● Exercise
From the line containing "Transcribe this image's" to the very last line, repeat everything exactly and add nothing else. Skip the pictures.

● Supplied material
▼
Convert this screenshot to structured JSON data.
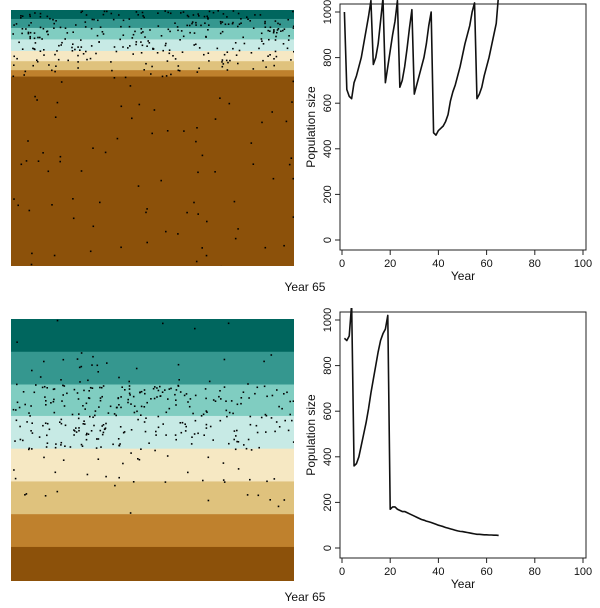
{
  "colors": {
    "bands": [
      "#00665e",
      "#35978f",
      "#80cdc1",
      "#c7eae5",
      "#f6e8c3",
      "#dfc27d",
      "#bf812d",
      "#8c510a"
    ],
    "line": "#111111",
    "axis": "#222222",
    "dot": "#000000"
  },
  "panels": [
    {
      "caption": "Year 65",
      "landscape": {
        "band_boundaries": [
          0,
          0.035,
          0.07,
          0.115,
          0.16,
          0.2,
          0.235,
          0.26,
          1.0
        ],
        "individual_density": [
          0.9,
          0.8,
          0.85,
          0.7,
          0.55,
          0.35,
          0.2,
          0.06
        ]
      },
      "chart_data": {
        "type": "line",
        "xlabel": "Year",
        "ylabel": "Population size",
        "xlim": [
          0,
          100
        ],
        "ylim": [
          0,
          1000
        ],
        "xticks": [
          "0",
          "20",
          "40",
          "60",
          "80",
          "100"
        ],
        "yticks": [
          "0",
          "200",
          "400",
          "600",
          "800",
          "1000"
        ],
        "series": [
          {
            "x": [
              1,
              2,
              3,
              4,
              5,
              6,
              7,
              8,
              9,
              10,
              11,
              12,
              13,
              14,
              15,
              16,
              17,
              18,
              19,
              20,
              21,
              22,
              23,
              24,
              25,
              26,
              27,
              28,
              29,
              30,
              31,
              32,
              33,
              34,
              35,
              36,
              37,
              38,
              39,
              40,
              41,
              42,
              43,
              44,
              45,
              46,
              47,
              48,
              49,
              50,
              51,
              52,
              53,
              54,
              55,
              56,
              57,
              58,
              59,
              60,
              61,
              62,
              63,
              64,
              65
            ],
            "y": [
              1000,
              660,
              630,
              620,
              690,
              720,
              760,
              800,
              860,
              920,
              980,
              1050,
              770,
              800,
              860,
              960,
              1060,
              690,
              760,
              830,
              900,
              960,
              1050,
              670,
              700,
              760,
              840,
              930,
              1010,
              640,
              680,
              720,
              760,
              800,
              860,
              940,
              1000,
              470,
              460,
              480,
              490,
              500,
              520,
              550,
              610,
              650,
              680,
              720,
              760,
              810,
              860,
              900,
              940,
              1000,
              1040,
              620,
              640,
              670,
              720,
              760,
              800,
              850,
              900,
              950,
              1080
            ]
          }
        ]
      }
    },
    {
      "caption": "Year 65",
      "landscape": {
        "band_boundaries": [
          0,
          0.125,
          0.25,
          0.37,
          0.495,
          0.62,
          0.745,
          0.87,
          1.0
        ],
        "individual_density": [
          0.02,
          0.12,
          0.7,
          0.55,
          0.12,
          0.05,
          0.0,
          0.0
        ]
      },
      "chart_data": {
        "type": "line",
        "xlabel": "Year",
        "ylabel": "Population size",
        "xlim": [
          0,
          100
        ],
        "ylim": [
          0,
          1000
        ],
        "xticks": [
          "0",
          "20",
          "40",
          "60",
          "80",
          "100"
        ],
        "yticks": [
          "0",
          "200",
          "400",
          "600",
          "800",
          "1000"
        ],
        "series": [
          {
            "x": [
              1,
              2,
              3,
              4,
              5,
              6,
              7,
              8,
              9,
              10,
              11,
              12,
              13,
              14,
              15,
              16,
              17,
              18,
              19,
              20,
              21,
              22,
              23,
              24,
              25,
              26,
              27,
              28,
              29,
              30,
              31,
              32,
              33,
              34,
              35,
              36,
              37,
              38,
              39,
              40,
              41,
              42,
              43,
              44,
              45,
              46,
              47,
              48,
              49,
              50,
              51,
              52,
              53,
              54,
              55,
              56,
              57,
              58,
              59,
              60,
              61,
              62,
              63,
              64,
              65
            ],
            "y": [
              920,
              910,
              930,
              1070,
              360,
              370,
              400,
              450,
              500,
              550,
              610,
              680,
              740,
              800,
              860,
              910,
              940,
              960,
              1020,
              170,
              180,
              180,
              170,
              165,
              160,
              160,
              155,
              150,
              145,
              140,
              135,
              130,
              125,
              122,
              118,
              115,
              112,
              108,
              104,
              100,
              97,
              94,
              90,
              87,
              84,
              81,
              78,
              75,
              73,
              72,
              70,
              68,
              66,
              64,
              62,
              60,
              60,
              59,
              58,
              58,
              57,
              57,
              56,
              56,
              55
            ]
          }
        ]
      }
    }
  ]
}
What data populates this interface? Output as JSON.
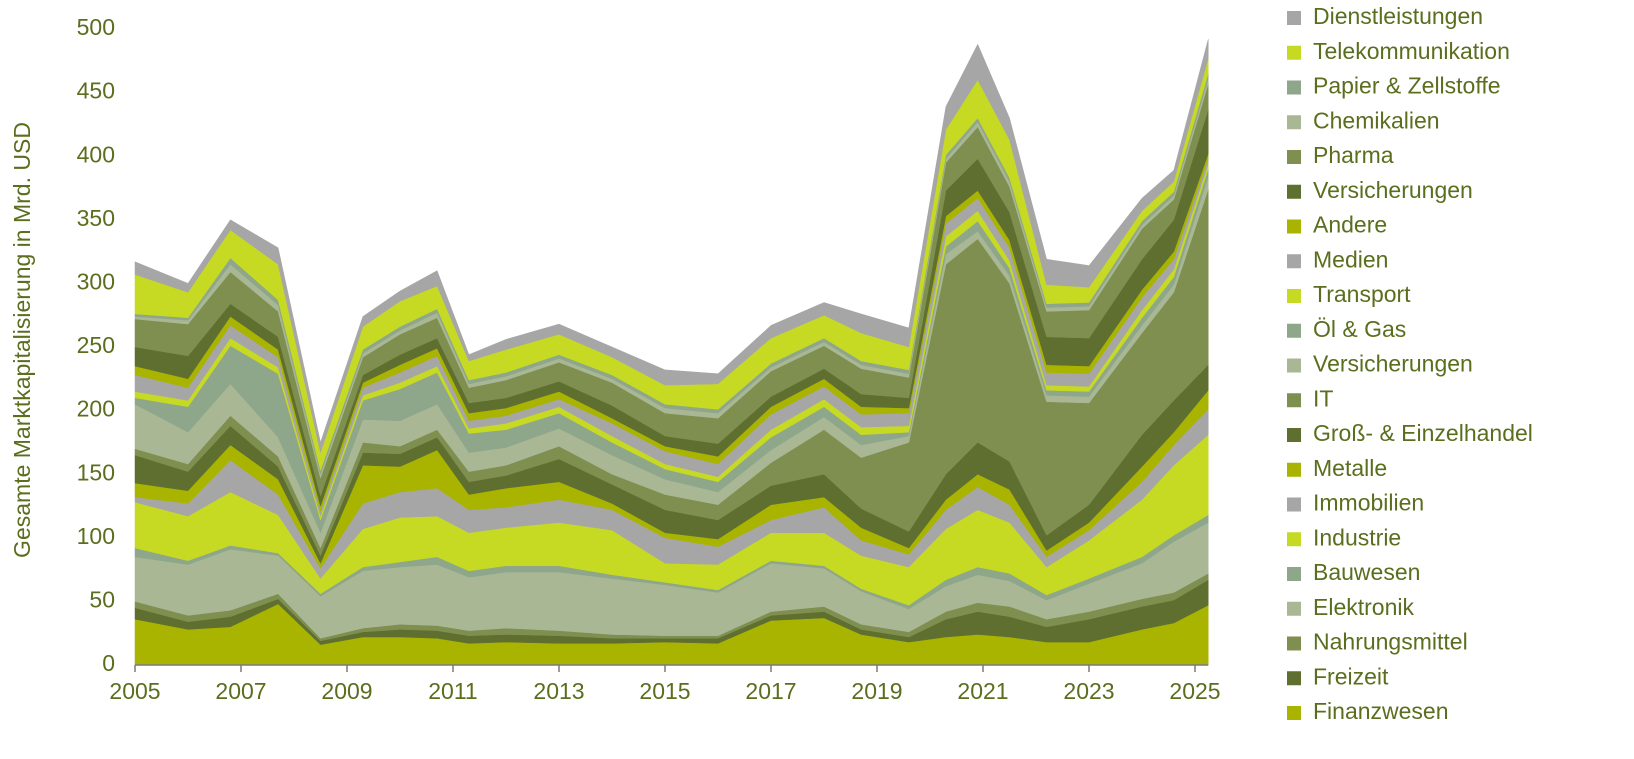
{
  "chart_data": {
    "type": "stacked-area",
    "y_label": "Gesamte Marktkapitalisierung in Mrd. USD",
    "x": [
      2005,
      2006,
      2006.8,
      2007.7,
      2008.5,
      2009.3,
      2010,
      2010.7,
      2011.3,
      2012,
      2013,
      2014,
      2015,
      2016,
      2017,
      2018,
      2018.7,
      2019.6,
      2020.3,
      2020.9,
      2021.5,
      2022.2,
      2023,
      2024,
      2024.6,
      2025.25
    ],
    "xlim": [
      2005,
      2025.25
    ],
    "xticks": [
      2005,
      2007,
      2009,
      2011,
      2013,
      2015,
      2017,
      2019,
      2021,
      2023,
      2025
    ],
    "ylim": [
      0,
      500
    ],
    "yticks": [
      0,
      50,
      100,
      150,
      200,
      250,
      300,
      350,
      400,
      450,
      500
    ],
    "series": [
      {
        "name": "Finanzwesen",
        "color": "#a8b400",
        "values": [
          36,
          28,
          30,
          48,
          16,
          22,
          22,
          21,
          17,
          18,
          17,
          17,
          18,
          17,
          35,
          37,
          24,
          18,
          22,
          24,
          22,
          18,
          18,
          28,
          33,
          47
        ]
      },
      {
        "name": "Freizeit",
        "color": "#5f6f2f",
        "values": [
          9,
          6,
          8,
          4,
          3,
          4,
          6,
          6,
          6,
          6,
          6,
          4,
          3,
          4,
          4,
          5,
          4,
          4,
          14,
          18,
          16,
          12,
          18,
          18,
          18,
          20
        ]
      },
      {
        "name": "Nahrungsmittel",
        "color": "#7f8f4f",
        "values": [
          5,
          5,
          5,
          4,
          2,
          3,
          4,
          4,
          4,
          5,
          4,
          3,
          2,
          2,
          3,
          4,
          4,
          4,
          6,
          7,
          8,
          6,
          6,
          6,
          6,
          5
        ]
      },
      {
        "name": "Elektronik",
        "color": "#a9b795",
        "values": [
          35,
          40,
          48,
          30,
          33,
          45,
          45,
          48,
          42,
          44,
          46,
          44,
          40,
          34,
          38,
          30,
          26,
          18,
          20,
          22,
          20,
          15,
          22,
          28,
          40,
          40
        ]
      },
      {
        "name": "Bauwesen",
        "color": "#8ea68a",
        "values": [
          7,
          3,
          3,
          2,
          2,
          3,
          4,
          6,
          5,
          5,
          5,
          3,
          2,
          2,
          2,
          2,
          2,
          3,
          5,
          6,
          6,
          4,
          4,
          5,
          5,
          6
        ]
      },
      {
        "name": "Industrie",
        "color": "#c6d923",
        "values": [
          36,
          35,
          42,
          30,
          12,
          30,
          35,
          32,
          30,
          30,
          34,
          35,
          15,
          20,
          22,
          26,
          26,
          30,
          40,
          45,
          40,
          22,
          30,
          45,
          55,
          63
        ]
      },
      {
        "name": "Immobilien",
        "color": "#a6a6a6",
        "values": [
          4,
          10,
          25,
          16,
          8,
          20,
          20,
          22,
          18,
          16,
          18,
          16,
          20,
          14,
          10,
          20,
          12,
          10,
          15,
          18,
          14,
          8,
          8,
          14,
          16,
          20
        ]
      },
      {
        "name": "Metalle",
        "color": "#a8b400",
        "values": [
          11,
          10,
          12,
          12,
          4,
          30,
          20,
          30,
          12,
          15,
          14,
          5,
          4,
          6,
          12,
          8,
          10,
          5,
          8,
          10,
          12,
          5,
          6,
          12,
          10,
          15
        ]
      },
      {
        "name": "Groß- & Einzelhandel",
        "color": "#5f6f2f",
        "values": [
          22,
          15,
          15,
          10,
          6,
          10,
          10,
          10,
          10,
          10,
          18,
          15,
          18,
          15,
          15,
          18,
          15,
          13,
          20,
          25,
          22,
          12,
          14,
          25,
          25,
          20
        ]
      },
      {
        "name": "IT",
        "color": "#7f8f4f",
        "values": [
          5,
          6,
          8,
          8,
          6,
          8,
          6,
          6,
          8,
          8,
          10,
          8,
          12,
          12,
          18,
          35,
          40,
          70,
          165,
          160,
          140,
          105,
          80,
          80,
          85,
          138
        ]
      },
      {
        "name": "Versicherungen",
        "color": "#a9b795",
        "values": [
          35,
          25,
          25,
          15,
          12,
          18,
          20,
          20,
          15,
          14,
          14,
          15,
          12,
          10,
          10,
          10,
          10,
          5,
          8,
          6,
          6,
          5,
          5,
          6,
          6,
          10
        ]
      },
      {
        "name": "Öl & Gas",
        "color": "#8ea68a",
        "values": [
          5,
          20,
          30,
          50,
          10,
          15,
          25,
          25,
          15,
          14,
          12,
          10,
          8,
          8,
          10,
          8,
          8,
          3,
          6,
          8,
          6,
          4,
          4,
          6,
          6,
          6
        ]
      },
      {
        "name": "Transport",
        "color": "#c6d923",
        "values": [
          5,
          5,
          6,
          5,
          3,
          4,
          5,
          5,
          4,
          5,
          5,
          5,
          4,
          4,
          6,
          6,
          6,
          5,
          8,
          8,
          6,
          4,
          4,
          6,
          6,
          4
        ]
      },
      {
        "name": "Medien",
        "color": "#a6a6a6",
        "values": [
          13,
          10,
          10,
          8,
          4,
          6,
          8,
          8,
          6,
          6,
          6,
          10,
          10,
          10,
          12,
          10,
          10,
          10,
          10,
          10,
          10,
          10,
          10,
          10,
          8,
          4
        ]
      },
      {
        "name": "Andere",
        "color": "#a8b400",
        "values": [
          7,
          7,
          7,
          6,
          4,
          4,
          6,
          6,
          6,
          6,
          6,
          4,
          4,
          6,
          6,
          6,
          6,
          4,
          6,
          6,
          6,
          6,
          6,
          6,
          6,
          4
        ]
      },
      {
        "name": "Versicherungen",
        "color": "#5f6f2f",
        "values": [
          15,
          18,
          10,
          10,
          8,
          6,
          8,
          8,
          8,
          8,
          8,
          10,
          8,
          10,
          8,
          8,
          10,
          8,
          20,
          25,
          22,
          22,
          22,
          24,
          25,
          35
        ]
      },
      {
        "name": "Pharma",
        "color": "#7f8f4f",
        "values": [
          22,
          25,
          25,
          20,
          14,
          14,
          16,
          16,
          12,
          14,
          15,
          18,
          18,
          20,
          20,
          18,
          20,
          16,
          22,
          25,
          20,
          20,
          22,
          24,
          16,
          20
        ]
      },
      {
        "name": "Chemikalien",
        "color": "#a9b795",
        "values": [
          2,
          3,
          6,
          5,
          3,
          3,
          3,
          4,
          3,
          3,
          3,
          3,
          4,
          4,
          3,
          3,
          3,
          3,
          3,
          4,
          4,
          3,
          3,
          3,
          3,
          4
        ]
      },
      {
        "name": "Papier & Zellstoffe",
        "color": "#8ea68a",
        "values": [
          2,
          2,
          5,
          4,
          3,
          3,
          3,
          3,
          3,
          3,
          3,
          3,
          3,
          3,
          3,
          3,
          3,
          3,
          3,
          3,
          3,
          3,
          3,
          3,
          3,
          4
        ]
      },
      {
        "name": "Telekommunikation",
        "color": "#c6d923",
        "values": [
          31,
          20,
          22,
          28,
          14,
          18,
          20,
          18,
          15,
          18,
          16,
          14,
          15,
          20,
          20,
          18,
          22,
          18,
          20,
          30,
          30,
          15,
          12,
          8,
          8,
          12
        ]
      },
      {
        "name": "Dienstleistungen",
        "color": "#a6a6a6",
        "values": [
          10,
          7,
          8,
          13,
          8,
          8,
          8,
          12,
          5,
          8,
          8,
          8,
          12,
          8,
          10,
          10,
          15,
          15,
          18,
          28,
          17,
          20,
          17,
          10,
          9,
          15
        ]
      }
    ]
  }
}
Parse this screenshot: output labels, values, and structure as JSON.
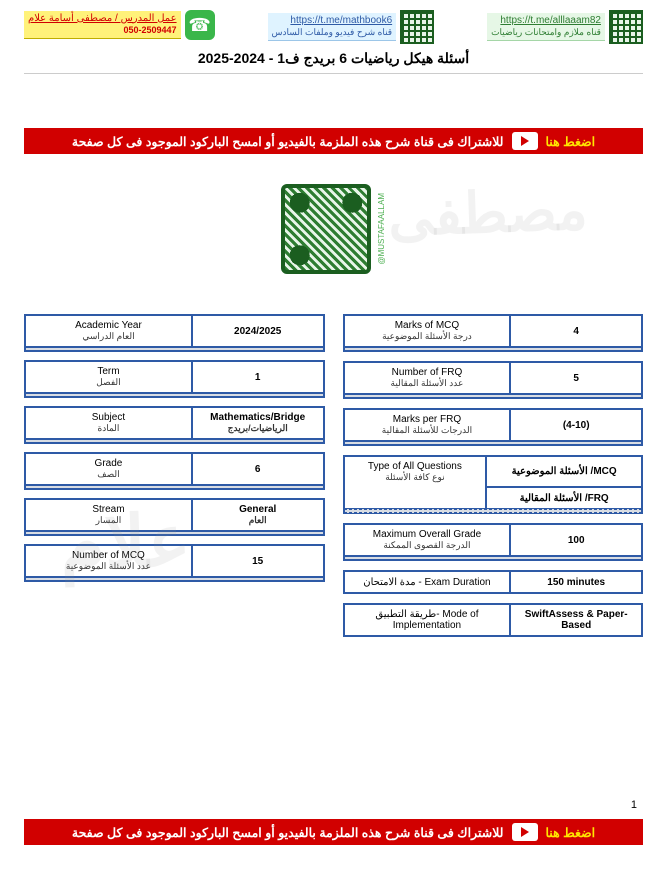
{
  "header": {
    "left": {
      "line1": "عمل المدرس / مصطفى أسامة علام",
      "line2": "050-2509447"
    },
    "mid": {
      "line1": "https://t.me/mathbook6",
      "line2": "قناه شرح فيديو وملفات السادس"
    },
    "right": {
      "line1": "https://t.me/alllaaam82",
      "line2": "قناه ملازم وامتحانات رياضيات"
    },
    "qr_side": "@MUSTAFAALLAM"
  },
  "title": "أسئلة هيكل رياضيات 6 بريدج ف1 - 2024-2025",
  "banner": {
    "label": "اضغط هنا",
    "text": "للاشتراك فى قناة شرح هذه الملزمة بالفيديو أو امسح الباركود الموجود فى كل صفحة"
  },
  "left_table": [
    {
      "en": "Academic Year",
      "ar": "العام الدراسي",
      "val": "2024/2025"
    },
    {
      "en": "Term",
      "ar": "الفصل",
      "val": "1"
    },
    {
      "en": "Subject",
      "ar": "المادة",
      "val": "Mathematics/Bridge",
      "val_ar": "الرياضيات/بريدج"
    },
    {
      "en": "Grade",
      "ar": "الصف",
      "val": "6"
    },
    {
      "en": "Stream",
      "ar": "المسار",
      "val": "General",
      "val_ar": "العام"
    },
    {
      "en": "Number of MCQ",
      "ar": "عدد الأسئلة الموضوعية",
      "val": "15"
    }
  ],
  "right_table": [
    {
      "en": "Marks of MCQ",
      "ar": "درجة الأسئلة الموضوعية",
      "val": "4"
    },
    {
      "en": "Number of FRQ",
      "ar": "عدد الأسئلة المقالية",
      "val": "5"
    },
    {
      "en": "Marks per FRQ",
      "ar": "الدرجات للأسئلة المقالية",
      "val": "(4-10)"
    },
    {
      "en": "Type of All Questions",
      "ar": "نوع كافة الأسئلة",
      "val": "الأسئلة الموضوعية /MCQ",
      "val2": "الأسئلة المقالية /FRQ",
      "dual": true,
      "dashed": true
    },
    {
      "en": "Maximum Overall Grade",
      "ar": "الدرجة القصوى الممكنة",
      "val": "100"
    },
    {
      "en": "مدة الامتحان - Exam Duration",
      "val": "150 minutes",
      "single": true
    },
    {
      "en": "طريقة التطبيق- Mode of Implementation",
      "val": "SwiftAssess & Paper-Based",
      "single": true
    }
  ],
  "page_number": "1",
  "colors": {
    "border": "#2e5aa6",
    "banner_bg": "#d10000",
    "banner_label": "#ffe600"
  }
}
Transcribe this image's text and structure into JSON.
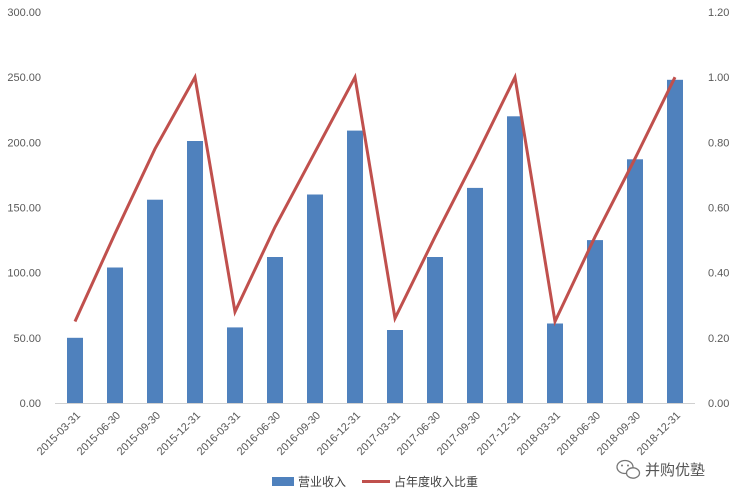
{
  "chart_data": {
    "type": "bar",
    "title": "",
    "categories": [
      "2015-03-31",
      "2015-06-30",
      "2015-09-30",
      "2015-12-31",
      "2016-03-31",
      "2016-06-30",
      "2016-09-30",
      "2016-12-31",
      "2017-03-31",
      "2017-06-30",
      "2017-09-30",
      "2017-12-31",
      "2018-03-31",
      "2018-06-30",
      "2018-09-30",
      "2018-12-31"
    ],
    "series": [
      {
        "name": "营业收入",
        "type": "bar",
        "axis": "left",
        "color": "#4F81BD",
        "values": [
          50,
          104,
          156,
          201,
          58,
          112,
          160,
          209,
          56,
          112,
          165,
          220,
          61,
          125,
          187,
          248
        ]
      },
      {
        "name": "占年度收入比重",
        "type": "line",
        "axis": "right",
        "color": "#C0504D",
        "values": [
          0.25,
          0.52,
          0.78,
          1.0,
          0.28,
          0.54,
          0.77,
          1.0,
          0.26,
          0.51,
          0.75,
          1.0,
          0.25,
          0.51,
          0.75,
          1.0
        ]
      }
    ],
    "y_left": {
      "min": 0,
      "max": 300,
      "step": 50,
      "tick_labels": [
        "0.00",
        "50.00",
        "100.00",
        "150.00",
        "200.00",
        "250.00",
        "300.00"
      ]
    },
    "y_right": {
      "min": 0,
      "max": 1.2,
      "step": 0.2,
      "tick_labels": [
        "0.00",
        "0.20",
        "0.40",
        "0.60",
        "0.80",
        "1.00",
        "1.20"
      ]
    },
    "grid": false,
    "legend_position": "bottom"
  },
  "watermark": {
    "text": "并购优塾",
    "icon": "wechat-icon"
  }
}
▲
● Solved exercise
Transcribe this image's text and structure into JSON.
{
  "chart_data": {
    "type": "bar",
    "title": "",
    "categories": [
      "2015-03-31",
      "2015-06-30",
      "2015-09-30",
      "2015-12-31",
      "2016-03-31",
      "2016-06-30",
      "2016-09-30",
      "2016-12-31",
      "2017-03-31",
      "2017-06-30",
      "2017-09-30",
      "2017-12-31",
      "2018-03-31",
      "2018-06-30",
      "2018-09-30",
      "2018-12-31"
    ],
    "series": [
      {
        "name": "营业收入",
        "type": "bar",
        "axis": "left",
        "color": "#4F81BD",
        "values": [
          50,
          104,
          156,
          201,
          58,
          112,
          160,
          209,
          56,
          112,
          165,
          220,
          61,
          125,
          187,
          248
        ]
      },
      {
        "name": "占年度收入比重",
        "type": "line",
        "axis": "right",
        "color": "#C0504D",
        "values": [
          0.25,
          0.52,
          0.78,
          1.0,
          0.28,
          0.54,
          0.77,
          1.0,
          0.26,
          0.51,
          0.75,
          1.0,
          0.25,
          0.51,
          0.75,
          1.0
        ]
      }
    ],
    "y_left": {
      "min": 0,
      "max": 300,
      "step": 50,
      "tick_labels": [
        "0.00",
        "50.00",
        "100.00",
        "150.00",
        "200.00",
        "250.00",
        "300.00"
      ]
    },
    "y_right": {
      "min": 0,
      "max": 1.2,
      "step": 0.2,
      "tick_labels": [
        "0.00",
        "0.20",
        "0.40",
        "0.60",
        "0.80",
        "1.00",
        "1.20"
      ]
    },
    "grid": false,
    "legend_position": "bottom"
  },
  "watermark": {
    "text": "并购优塾",
    "icon": "wechat-icon"
  }
}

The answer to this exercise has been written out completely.